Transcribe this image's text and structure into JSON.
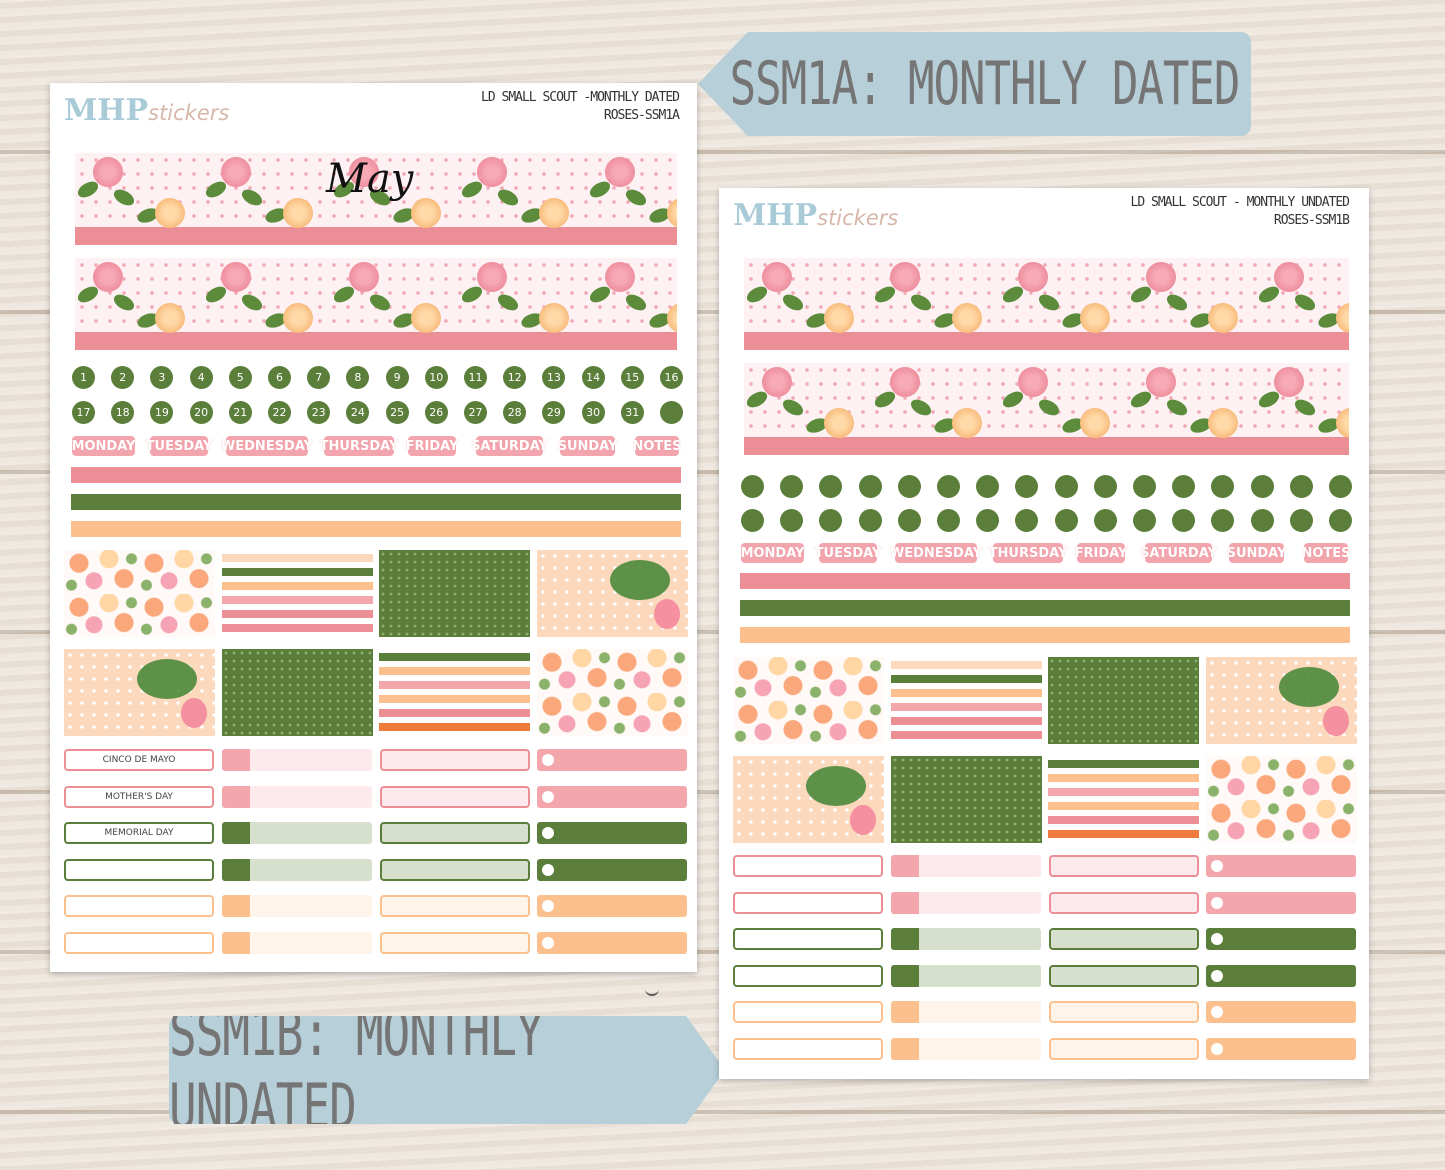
{
  "tags": {
    "dated": "SSM1A: MONTHLY DATED",
    "undated": "SSM1B: MONTHLY UNDATED"
  },
  "sheet_a": {
    "logo_main": "MHP",
    "logo_sub": "stickers",
    "header_line1": "LD SMALL SCOUT -MONTHLY DATED",
    "header_line2": "ROSES-SSM1A",
    "month": "May",
    "dates": [
      "1",
      "2",
      "3",
      "4",
      "5",
      "6",
      "7",
      "8",
      "9",
      "10",
      "11",
      "12",
      "13",
      "14",
      "15",
      "16",
      "17",
      "18",
      "19",
      "20",
      "21",
      "22",
      "23",
      "24",
      "25",
      "26",
      "27",
      "28",
      "29",
      "30",
      "31",
      ""
    ],
    "days": [
      "MONDAY",
      "TUESDAY",
      "WEDNESDAY",
      "THURSDAY",
      "FRIDAY",
      "SATURDAY",
      "SUNDAY",
      "NOTES"
    ],
    "holidays": [
      "CINCO DE MAYO",
      "MOTHER'S DAY",
      "MEMORIAL DAY"
    ]
  },
  "sheet_b": {
    "logo_main": "MHP",
    "logo_sub": "stickers",
    "header_line1": "LD SMALL SCOUT - MONTHLY UNDATED",
    "header_line2": "ROSES-SSM1B",
    "days": [
      "MONDAY",
      "TUESDAY",
      "WEDNESDAY",
      "THURSDAY",
      "FRIDAY",
      "SATURDAY",
      "SUNDAY",
      "NOTES"
    ]
  },
  "colors": {
    "pink": "#ec8e95",
    "light_pink": "#f3a7ad",
    "green": "#5b7e3a",
    "peach": "#fcc08f",
    "blue_tag": "#b6cfd8"
  }
}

§

(Job)
Quote each entry above verbatim and drop the pictures.

(Task output)
Transcribe this image's text and structure into JSON.
{
  "tags": {
    "dated": "SSM1A: MONTHLY DATED",
    "undated": "SSM1B: MONTHLY UNDATED"
  },
  "sheet_a": {
    "logo_main": "MHP",
    "logo_sub": "stickers",
    "header_line1": "LD SMALL SCOUT -MONTHLY DATED",
    "header_line2": "ROSES-SSM1A",
    "month": "May",
    "dates": [
      "1",
      "2",
      "3",
      "4",
      "5",
      "6",
      "7",
      "8",
      "9",
      "10",
      "11",
      "12",
      "13",
      "14",
      "15",
      "16",
      "17",
      "18",
      "19",
      "20",
      "21",
      "22",
      "23",
      "24",
      "25",
      "26",
      "27",
      "28",
      "29",
      "30",
      "31",
      ""
    ],
    "days": [
      "MONDAY",
      "TUESDAY",
      "WEDNESDAY",
      "THURSDAY",
      "FRIDAY",
      "SATURDAY",
      "SUNDAY",
      "NOTES"
    ],
    "holidays": [
      "CINCO DE MAYO",
      "MOTHER'S DAY",
      "MEMORIAL DAY"
    ]
  },
  "sheet_b": {
    "logo_main": "MHP",
    "logo_sub": "stickers",
    "header_line1": "LD SMALL SCOUT - MONTHLY UNDATED",
    "header_line2": "ROSES-SSM1B",
    "days": [
      "MONDAY",
      "TUESDAY",
      "WEDNESDAY",
      "THURSDAY",
      "FRIDAY",
      "SATURDAY",
      "SUNDAY",
      "NOTES"
    ]
  },
  "colors": {
    "pink": "#ec8e95",
    "light_pink": "#f3a7ad",
    "green": "#5b7e3a",
    "peach": "#fcc08f",
    "blue_tag": "#b6cfd8"
  }
}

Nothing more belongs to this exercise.